_TASK OBJECTIVE_.
Pictures do not belong in the copy. Return all of the entries exactly.

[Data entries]
● ● ●

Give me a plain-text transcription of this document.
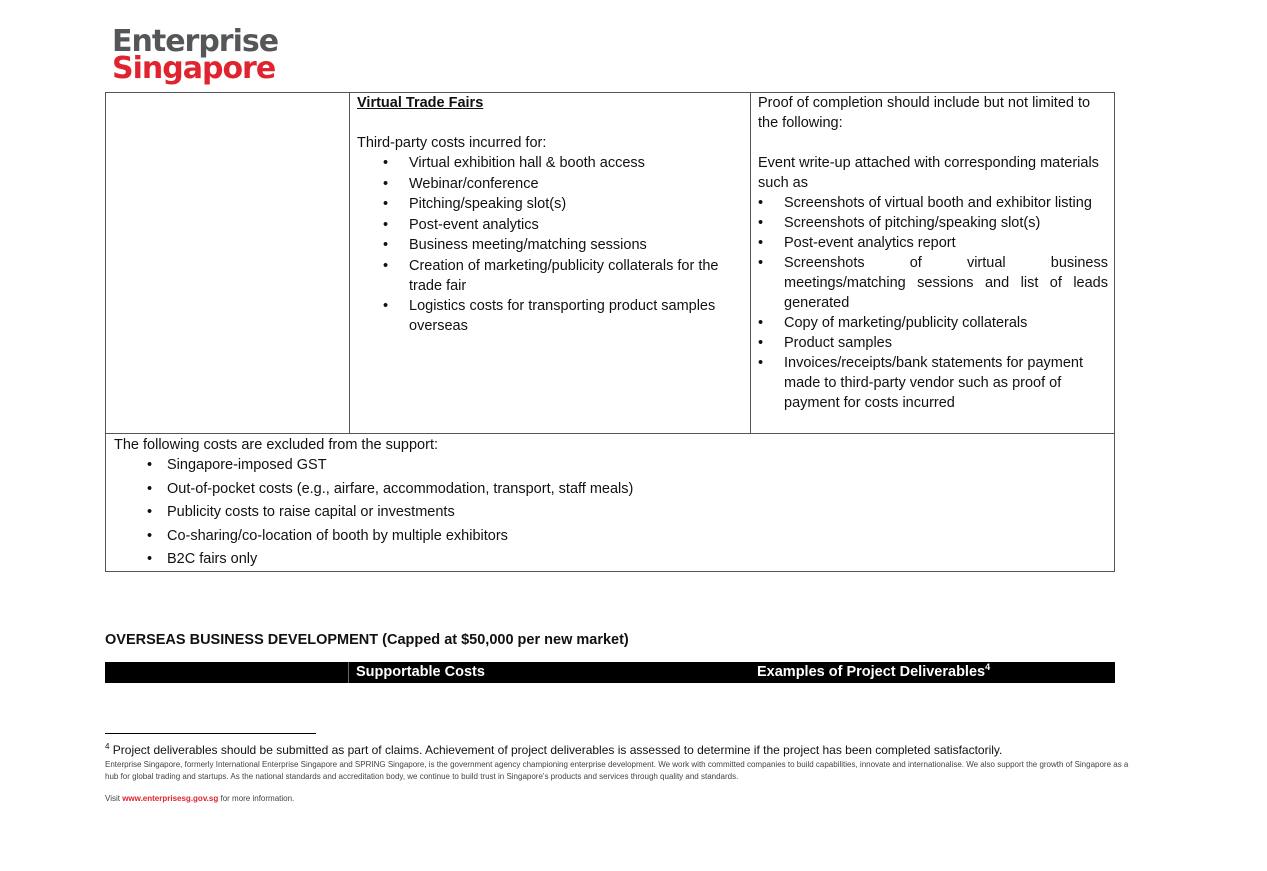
Enterprise
Singapore

Virtual Trade Fairs

Third-party costs incurred for:

• Virtual exhibition hall & booth access
• Webinar/conference
• Pitching/speaking slot(s)
• Post-event analytics
• Business meeting/matching sessions
• Creation of marketing/publicity collaterals for the trade fair
• Logistics costs for transporting product samples overseas

Proof of completion should include but not limited to the following:

Event write-up attached with corresponding materials such as

• Screenshots of virtual booth and exhibitor listing
• Screenshots of pitching/speaking slot(s)
• Post-event analytics report
• Screenshots of virtual business meetings/matching sessions and list of leads generated
• Copy of marketing/publicity collaterals
• Product samples
• Invoices/receipts/bank statements for payment made to third-party vendor such as proof of payment for costs incurred

The following costs are excluded from the support:

• Singapore-imposed GST
• Out-of-pocket costs (e.g., airfare, accommodation, transport, staff meals)
• Publicity costs to raise capital or investments
• Co-sharing/co-location of booth by multiple exhibitors
• B2C fairs only
OVERSEAS BUSINESS DEVELOPMENT (Capped at $50,000 per new market)
Supportable Costs	Examples of Project Deliverables$^4$
$^4$ Project deliverables should be submitted as part of claims. Achievement of project deliverables is assessed to determine if the project has been completed satisfactorily.
Enterprise Singapore, formerly International Enterprise Singapore and SPRING Singapore, is the government agency championing enterprise development. We work with committed companies to build capabilities, innovate and internationalise. We also support the growth of Singapore as a hub for global trading and startups. As the national standards and accreditation body, we continue to build trust in Singapore's products and services through quality and standards.
Visit www.enterprisesg.gov.sg for more information.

● ● ●

_COMPLETE ANSWER_.
Give me a plain-text transcription of this document.
Enterprise
Singapore

Virtual Trade Fairs

Third-party costs incurred for:

• Virtual exhibition hall & booth access
• Webinar/conference
• Pitching/speaking slot(s)
• Post-event analytics
• Business meeting/matching sessions
• Creation of marketing/publicity collaterals for the trade fair
• Logistics costs for transporting product samples overseas

Proof of completion should include but not limited to the following:

Event write-up attached with corresponding materials such as

• Screenshots of virtual booth and exhibitor listing
• Screenshots of pitching/speaking slot(s)
• Post-event analytics report
• Screenshots of virtual business meetings/matching sessions and list of leads generated
• Copy of marketing/publicity collaterals
• Product samples
• Invoices/receipts/bank statements for payment made to third-party vendor such as proof of payment for costs incurred

The following costs are excluded from the support:

• Singapore-imposed GST
• Out-of-pocket costs (e.g., airfare, accommodation, transport, staff meals)
• Publicity costs to raise capital or investments
• Co-sharing/co-location of booth by multiple exhibitors
• B2C fairs only
OVERSEAS BUSINESS DEVELOPMENT (Capped at $50,000 per new market)
Supportable Costs	Examples of Project Deliverables$^4$
$^4$ Project deliverables should be submitted as part of claims. Achievement of project deliverables is assessed to determine if the project has been completed satisfactorily.
Enterprise Singapore, formerly International Enterprise Singapore and SPRING Singapore, is the government agency championing enterprise development. We work with committed companies to build capabilities, innovate and internationalise. We also support the growth of Singapore as a hub for global trading and startups. As the national standards and accreditation body, we continue to build trust in Singapore's products and services through quality and standards.
Visit www.enterprisesg.gov.sg for more information.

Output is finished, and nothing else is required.